**GOAL**
From the entries below, work out the number of lines that hold the word "テキサス州", and give that number alone.

**Collected data**
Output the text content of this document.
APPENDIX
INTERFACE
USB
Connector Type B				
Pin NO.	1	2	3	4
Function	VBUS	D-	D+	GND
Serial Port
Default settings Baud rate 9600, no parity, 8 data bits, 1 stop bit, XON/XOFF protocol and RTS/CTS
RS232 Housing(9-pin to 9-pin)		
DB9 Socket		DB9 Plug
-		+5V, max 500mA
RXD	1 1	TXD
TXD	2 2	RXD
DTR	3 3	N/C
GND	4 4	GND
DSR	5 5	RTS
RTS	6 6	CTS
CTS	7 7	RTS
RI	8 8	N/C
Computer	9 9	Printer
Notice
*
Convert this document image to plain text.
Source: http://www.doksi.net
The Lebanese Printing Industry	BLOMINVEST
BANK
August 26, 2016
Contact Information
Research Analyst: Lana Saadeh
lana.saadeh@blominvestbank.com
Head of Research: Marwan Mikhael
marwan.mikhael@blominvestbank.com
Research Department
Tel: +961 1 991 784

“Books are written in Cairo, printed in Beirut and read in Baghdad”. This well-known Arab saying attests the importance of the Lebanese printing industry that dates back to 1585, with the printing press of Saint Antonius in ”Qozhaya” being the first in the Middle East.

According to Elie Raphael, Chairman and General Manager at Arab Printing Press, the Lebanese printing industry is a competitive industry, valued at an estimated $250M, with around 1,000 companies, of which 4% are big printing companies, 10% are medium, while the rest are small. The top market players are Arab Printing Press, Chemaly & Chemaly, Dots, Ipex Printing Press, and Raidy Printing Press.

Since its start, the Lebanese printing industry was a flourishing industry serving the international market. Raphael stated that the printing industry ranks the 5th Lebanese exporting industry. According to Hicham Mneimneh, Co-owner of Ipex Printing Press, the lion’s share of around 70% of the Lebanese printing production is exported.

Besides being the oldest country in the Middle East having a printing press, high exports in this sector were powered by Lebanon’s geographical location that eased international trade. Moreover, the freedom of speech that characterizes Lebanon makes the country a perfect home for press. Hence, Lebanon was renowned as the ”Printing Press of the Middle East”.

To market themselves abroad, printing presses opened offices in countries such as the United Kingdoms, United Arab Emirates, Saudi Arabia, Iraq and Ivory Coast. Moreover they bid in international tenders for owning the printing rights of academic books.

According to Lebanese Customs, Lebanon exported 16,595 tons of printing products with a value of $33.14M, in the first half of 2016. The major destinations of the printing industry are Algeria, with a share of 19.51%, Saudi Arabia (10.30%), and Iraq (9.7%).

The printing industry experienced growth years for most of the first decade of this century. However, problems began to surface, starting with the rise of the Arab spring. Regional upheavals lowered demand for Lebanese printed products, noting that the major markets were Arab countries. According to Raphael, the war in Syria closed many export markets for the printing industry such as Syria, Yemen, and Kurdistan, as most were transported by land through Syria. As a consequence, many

* * *

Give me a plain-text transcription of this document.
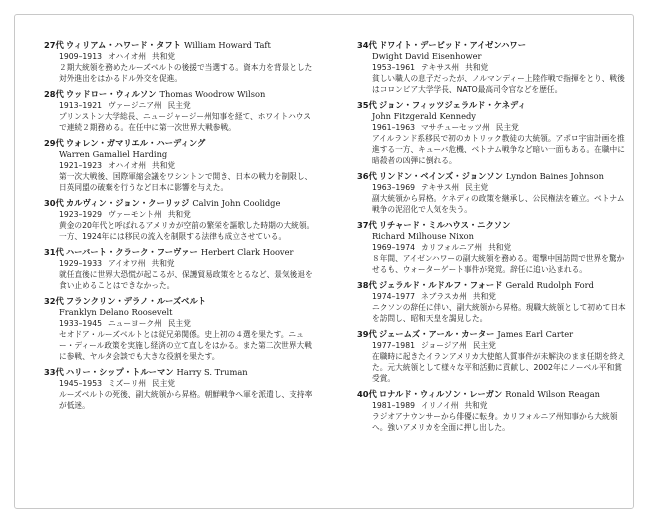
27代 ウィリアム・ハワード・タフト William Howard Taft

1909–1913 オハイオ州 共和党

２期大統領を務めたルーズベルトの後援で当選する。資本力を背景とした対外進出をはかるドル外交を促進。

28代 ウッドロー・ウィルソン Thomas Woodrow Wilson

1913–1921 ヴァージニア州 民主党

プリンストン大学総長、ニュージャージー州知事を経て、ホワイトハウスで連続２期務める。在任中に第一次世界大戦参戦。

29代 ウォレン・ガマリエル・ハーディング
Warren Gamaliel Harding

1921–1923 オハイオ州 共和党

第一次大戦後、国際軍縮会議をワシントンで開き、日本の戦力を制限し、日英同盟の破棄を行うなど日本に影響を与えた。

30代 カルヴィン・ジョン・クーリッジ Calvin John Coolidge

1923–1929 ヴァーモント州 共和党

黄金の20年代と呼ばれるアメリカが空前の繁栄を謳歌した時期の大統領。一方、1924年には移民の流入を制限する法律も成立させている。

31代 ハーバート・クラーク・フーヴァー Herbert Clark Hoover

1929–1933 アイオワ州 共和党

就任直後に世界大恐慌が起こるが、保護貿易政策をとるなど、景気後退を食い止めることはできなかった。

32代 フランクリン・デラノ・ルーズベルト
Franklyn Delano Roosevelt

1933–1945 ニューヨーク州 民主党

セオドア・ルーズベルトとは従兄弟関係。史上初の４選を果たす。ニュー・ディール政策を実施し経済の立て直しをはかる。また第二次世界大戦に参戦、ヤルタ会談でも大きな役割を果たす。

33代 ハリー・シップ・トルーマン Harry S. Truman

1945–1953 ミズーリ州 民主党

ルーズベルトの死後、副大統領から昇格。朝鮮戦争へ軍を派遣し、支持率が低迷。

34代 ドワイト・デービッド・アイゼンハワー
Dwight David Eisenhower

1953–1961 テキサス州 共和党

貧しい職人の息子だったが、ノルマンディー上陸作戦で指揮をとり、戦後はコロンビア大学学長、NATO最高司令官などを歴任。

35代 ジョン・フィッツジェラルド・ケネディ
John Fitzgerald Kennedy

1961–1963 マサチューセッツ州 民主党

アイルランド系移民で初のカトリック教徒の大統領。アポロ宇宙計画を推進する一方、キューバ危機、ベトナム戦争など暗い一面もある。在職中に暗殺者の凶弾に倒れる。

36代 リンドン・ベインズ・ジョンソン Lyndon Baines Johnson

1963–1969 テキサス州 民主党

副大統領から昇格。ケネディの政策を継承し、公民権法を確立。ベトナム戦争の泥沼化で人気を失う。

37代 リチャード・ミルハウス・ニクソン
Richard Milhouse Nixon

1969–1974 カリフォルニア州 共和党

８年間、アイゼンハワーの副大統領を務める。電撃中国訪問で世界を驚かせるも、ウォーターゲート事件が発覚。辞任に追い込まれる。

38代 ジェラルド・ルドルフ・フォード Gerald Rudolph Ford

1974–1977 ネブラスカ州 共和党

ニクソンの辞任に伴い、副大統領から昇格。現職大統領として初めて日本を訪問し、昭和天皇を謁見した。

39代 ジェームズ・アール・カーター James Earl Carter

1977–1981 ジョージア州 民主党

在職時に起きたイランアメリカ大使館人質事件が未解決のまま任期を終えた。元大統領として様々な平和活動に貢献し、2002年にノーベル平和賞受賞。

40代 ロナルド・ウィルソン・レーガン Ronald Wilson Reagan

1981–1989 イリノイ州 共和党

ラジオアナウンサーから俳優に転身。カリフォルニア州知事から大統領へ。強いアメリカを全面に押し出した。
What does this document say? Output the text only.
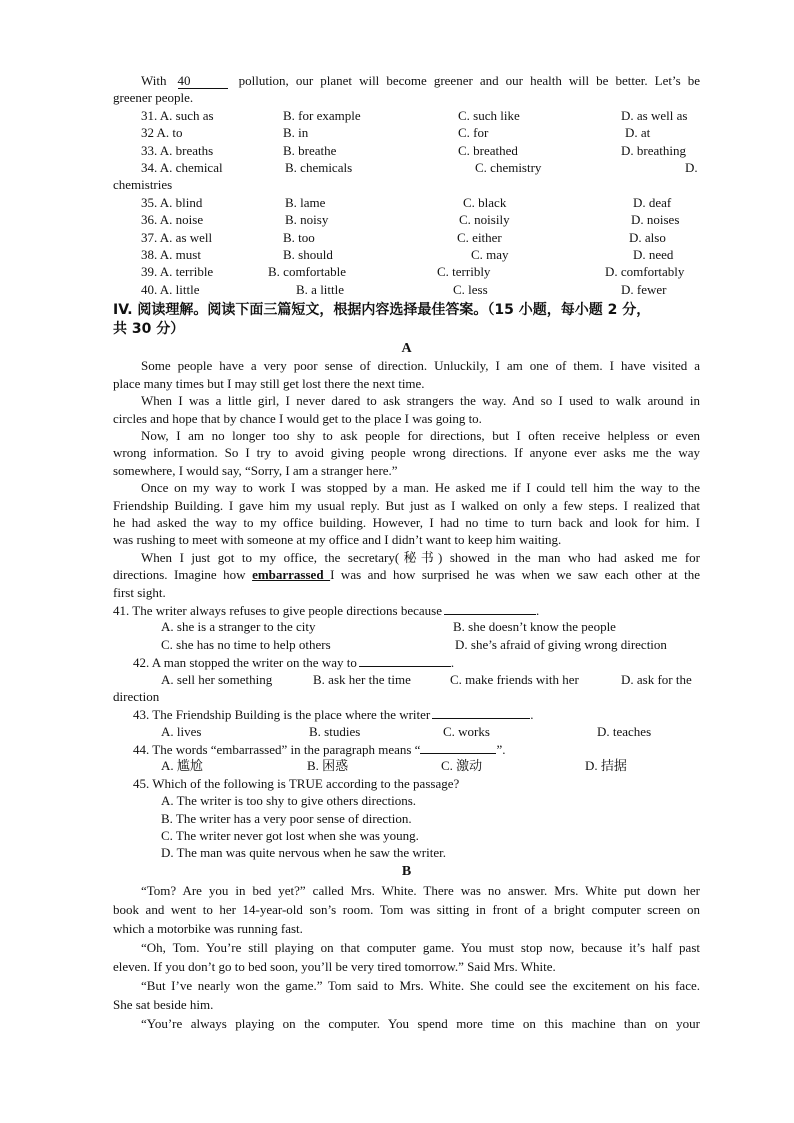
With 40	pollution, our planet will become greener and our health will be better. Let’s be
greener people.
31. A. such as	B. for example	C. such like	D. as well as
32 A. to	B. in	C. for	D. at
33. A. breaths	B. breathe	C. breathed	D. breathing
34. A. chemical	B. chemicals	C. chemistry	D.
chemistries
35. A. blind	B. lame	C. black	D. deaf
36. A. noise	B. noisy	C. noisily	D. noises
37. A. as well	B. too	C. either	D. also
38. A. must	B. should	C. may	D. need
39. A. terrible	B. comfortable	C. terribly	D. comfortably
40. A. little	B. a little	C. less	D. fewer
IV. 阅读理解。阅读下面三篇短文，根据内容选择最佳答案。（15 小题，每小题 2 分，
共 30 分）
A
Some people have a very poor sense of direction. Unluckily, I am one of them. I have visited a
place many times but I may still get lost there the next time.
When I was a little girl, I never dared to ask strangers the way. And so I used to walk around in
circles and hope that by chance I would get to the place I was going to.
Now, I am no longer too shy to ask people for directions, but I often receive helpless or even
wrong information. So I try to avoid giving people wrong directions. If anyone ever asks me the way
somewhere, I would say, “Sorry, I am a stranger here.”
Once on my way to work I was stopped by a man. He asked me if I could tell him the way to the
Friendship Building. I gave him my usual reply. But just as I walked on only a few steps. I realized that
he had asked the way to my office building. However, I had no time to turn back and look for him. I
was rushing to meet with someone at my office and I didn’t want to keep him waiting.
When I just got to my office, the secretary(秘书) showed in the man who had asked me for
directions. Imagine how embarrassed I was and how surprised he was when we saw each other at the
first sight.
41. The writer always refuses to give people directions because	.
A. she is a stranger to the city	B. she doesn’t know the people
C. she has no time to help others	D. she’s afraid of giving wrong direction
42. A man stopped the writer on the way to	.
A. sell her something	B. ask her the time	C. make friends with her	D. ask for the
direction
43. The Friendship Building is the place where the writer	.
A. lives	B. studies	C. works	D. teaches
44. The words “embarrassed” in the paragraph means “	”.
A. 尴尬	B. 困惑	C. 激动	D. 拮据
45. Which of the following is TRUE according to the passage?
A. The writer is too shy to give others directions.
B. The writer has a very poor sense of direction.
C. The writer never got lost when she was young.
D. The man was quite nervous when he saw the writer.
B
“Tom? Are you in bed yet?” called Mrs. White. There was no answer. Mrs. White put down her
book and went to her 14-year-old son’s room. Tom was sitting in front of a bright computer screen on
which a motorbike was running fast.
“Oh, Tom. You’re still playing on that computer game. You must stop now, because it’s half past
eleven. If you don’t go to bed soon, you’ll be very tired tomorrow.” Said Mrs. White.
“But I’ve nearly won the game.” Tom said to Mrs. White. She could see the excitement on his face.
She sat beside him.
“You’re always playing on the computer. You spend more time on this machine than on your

**ANSWER TO THE PROBLEM**
2